Extracted data entries
>> START

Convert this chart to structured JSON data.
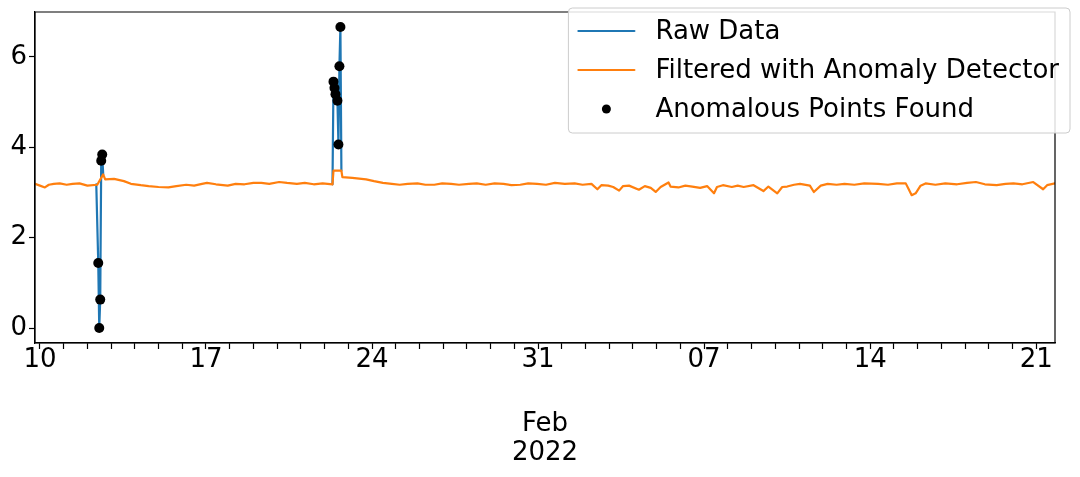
{
  "chart_data": {
    "type": "line",
    "legend": "top right",
    "grid": false,
    "xlabel": "Feb\n2022",
    "xlim": [
      "2022-01-09T19:00",
      "2022-02-21T19:00"
    ],
    "xticks": [
      {
        "value": "2022-01-10",
        "label": "10"
      },
      {
        "value": "2022-01-11",
        "label": null
      },
      {
        "value": "2022-01-12",
        "label": null
      },
      {
        "value": "2022-01-13",
        "label": null
      },
      {
        "value": "2022-01-14",
        "label": null
      },
      {
        "value": "2022-01-15",
        "label": null
      },
      {
        "value": "2022-01-16",
        "label": null
      },
      {
        "value": "2022-01-17",
        "label": "17"
      },
      {
        "value": "2022-01-18",
        "label": null
      },
      {
        "value": "2022-01-19",
        "label": null
      },
      {
        "value": "2022-01-20",
        "label": null
      },
      {
        "value": "2022-01-21",
        "label": null
      },
      {
        "value": "2022-01-22",
        "label": null
      },
      {
        "value": "2022-01-23",
        "label": null
      },
      {
        "value": "2022-01-24",
        "label": "24"
      },
      {
        "value": "2022-01-25",
        "label": null
      },
      {
        "value": "2022-01-26",
        "label": null
      },
      {
        "value": "2022-01-27",
        "label": null
      },
      {
        "value": "2022-01-28",
        "label": null
      },
      {
        "value": "2022-01-29",
        "label": null
      },
      {
        "value": "2022-01-30",
        "label": null
      },
      {
        "value": "2022-01-31",
        "label": "31"
      },
      {
        "value": "2022-02-01",
        "label": null
      },
      {
        "value": "2022-02-02",
        "label": null
      },
      {
        "value": "2022-02-03",
        "label": null
      },
      {
        "value": "2022-02-04",
        "label": null
      },
      {
        "value": "2022-02-05",
        "label": null
      },
      {
        "value": "2022-02-06",
        "label": null
      },
      {
        "value": "2022-02-07",
        "label": "07"
      },
      {
        "value": "2022-02-08",
        "label": null
      },
      {
        "value": "2022-02-09",
        "label": null
      },
      {
        "value": "2022-02-10",
        "label": null
      },
      {
        "value": "2022-02-11",
        "label": null
      },
      {
        "value": "2022-02-12",
        "label": null
      },
      {
        "value": "2022-02-13",
        "label": null
      },
      {
        "value": "2022-02-14",
        "label": "14"
      },
      {
        "value": "2022-02-15",
        "label": null
      },
      {
        "value": "2022-02-16",
        "label": null
      },
      {
        "value": "2022-02-17",
        "label": null
      },
      {
        "value": "2022-02-18",
        "label": null
      },
      {
        "value": "2022-02-19",
        "label": null
      },
      {
        "value": "2022-02-20",
        "label": null
      },
      {
        "value": "2022-02-21",
        "label": "21"
      }
    ],
    "ylim": [
      -0.33,
      6.99
    ],
    "yticks": [
      0,
      2,
      4,
      6
    ],
    "series": [
      {
        "name": "Raw Data",
        "color": "#1f77b4",
        "x": [
          "2022-01-12T09:00",
          "2022-01-12T11:00",
          "2022-01-12T12:00",
          "2022-01-12T13:00",
          "2022-01-12T14:00",
          "2022-01-12T15:00",
          "2022-01-12T16:00",
          "2022-01-13T00:00",
          "2022-01-22T08:00",
          "2022-01-22T09:00",
          "2022-01-22T10:00",
          "2022-01-22T11:00",
          "2022-01-22T13:00",
          "2022-01-22T14:00",
          "2022-01-22T15:00",
          "2022-01-22T16:00",
          "2022-01-22T17:00"
        ],
        "values": [
          3.18,
          1.44,
          0,
          0.63,
          3.7,
          3.84,
          3.4,
          null,
          3.18,
          5.45,
          5.31,
          5.17,
          5.03,
          4.06,
          5.79,
          6.66,
          3.48
        ]
      },
      {
        "name": "Filtered with Anomaly Detector",
        "color": "#ff7f0e",
        "x": [
          "2022-01-09T19:00",
          "2022-01-10T00:00",
          "2022-01-10T05:00",
          "2022-01-10T09:00",
          "2022-01-10T14:00",
          "2022-01-10T20:00",
          "2022-01-11T03:00",
          "2022-01-11T09:00",
          "2022-01-11T16:00",
          "2022-01-12T00:00",
          "2022-01-12T10:00",
          "2022-01-12T16:00",
          "2022-01-12T18:00",
          "2022-01-13T03:00",
          "2022-01-13T13:00",
          "2022-01-13T20:00",
          "2022-01-14T06:00",
          "2022-01-14T14:00",
          "2022-01-15T00:00",
          "2022-01-15T10:00",
          "2022-01-15T18:00",
          "2022-01-16T04:00",
          "2022-01-16T12:00",
          "2022-01-16T20:00",
          "2022-01-17T01:00",
          "2022-01-17T10:00",
          "2022-01-17T22:00",
          "2022-01-18T06:00",
          "2022-01-18T15:00",
          "2022-01-19T00:00",
          "2022-01-19T08:00",
          "2022-01-19T16:00",
          "2022-01-20T02:00",
          "2022-01-20T10:00",
          "2022-01-20T20:00",
          "2022-01-21T04:00",
          "2022-01-21T13:00",
          "2022-01-21T22:00",
          "2022-01-22T08:00",
          "2022-01-22T09:00",
          "2022-01-22T17:00",
          "2022-01-22T18:00",
          "2022-01-23T04:00",
          "2022-01-23T18:00",
          "2022-01-24T02:00",
          "2022-01-24T11:00",
          "2022-01-24T20:00",
          "2022-01-25T04:00",
          "2022-01-25T12:00",
          "2022-01-25T22:00",
          "2022-01-26T06:00",
          "2022-01-26T15:00",
          "2022-01-26T23:00",
          "2022-01-27T08:00",
          "2022-01-27T16:00",
          "2022-01-28T02:00",
          "2022-01-28T10:00",
          "2022-01-28T19:00",
          "2022-01-29T04:00",
          "2022-01-29T13:00",
          "2022-01-29T21:00",
          "2022-01-30T06:00",
          "2022-01-30T14:00",
          "2022-01-30T23:00",
          "2022-01-31T08:00",
          "2022-01-31T17:00",
          "2022-02-01T03:00",
          "2022-02-01T13:00",
          "2022-02-01T21:00",
          "2022-02-02T06:00",
          "2022-02-02T12:00",
          "2022-02-02T16:00",
          "2022-02-02T23:00",
          "2022-02-03T04:00",
          "2022-02-03T10:00",
          "2022-02-03T14:00",
          "2022-02-03T20:00",
          "2022-02-04T06:00",
          "2022-02-04T12:00",
          "2022-02-04T18:00",
          "2022-02-04T23:00",
          "2022-02-05T04:00",
          "2022-02-05T12:00",
          "2022-02-05T14:00",
          "2022-02-05T22:00",
          "2022-02-06T05:00",
          "2022-02-06T12:00",
          "2022-02-06T20:00",
          "2022-02-07T03:00",
          "2022-02-07T10:00",
          "2022-02-07T13:00",
          "2022-02-07T19:00",
          "2022-02-08T04:00",
          "2022-02-08T10:00",
          "2022-02-08T16:00",
          "2022-02-09T02:00",
          "2022-02-09T12:00",
          "2022-02-09T17:00",
          "2022-02-10T02:00",
          "2022-02-10T07:00",
          "2022-02-10T12:00",
          "2022-02-10T19:00",
          "2022-02-11T01:00",
          "2022-02-11T11:00",
          "2022-02-11T15:00",
          "2022-02-11T22:00",
          "2022-02-12T05:00",
          "2022-02-12T14:00",
          "2022-02-12T22:00",
          "2022-02-13T08:00",
          "2022-02-13T18:00",
          "2022-02-14T08:00",
          "2022-02-14T18:00",
          "2022-02-15T03:00",
          "2022-02-15T12:00",
          "2022-02-15T15:00",
          "2022-02-15T18:00",
          "2022-02-15T22:00",
          "2022-02-16T03:00",
          "2022-02-16T08:00",
          "2022-02-16T18:00",
          "2022-02-17T04:00",
          "2022-02-17T16:00",
          "2022-02-18T02:00",
          "2022-02-18T11:00",
          "2022-02-18T20:00",
          "2022-02-19T08:00",
          "2022-02-19T17:00",
          "2022-02-20T01:00",
          "2022-02-20T10:00",
          "2022-02-20T21:00",
          "2022-02-21T07:00",
          "2022-02-21T11:00",
          "2022-02-21T19:00"
        ],
        "values": [
          3.19,
          3.15,
          3.11,
          3.17,
          3.19,
          3.2,
          3.17,
          3.19,
          3.2,
          3.15,
          3.17,
          3.4,
          3.29,
          3.3,
          3.25,
          3.19,
          3.16,
          3.14,
          3.12,
          3.11,
          3.14,
          3.17,
          3.15,
          3.19,
          3.21,
          3.18,
          3.15,
          3.19,
          3.18,
          3.21,
          3.21,
          3.19,
          3.23,
          3.21,
          3.19,
          3.21,
          3.18,
          3.2,
          3.18,
          3.48,
          3.48,
          3.34,
          3.32,
          3.29,
          3.25,
          3.21,
          3.19,
          3.17,
          3.19,
          3.2,
          3.17,
          3.17,
          3.2,
          3.19,
          3.17,
          3.19,
          3.2,
          3.17,
          3.2,
          3.19,
          3.16,
          3.17,
          3.2,
          3.19,
          3.17,
          3.21,
          3.19,
          3.2,
          3.17,
          3.19,
          3.07,
          3.16,
          3.15,
          3.12,
          3.04,
          3.14,
          3.15,
          3.06,
          3.14,
          3.1,
          3.01,
          3.12,
          3.22,
          3.13,
          3.11,
          3.15,
          3.13,
          3.1,
          3.14,
          2.98,
          3.12,
          3.16,
          3.12,
          3.15,
          3.12,
          3.16,
          3.03,
          3.13,
          2.98,
          3.12,
          3.13,
          3.17,
          3.19,
          3.15,
          3.01,
          3.15,
          3.19,
          3.17,
          3.19,
          3.17,
          3.2,
          3.19,
          3.17,
          3.2,
          3.2,
          3.07,
          2.94,
          2.98,
          3.15,
          3.2,
          3.17,
          3.2,
          3.18,
          3.21,
          3.23,
          3.18,
          3.16,
          3.19,
          3.2,
          3.18,
          3.23,
          3.07,
          3.16,
          3.2
        ]
      },
      {
        "name": "Anomalous Points Found",
        "type": "scatter",
        "marker": "circle",
        "color": "#000000",
        "x": [
          "2022-01-12T11:00",
          "2022-01-12T12:00",
          "2022-01-12T13:00",
          "2022-01-12T14:00",
          "2022-01-12T15:00",
          "2022-01-22T09:00",
          "2022-01-22T10:00",
          "2022-01-22T11:00",
          "2022-01-22T13:00",
          "2022-01-22T14:00",
          "2022-01-22T15:00",
          "2022-01-22T16:00"
        ],
        "values": [
          1.44,
          0,
          0.63,
          3.7,
          3.84,
          5.45,
          5.31,
          5.17,
          5.03,
          4.06,
          5.79,
          6.66
        ]
      }
    ]
  }
}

>> END

(Exercise instructions) Examine the data above and state how many of its lines contain the word "name", with no further remarks.

(Response to the task) 3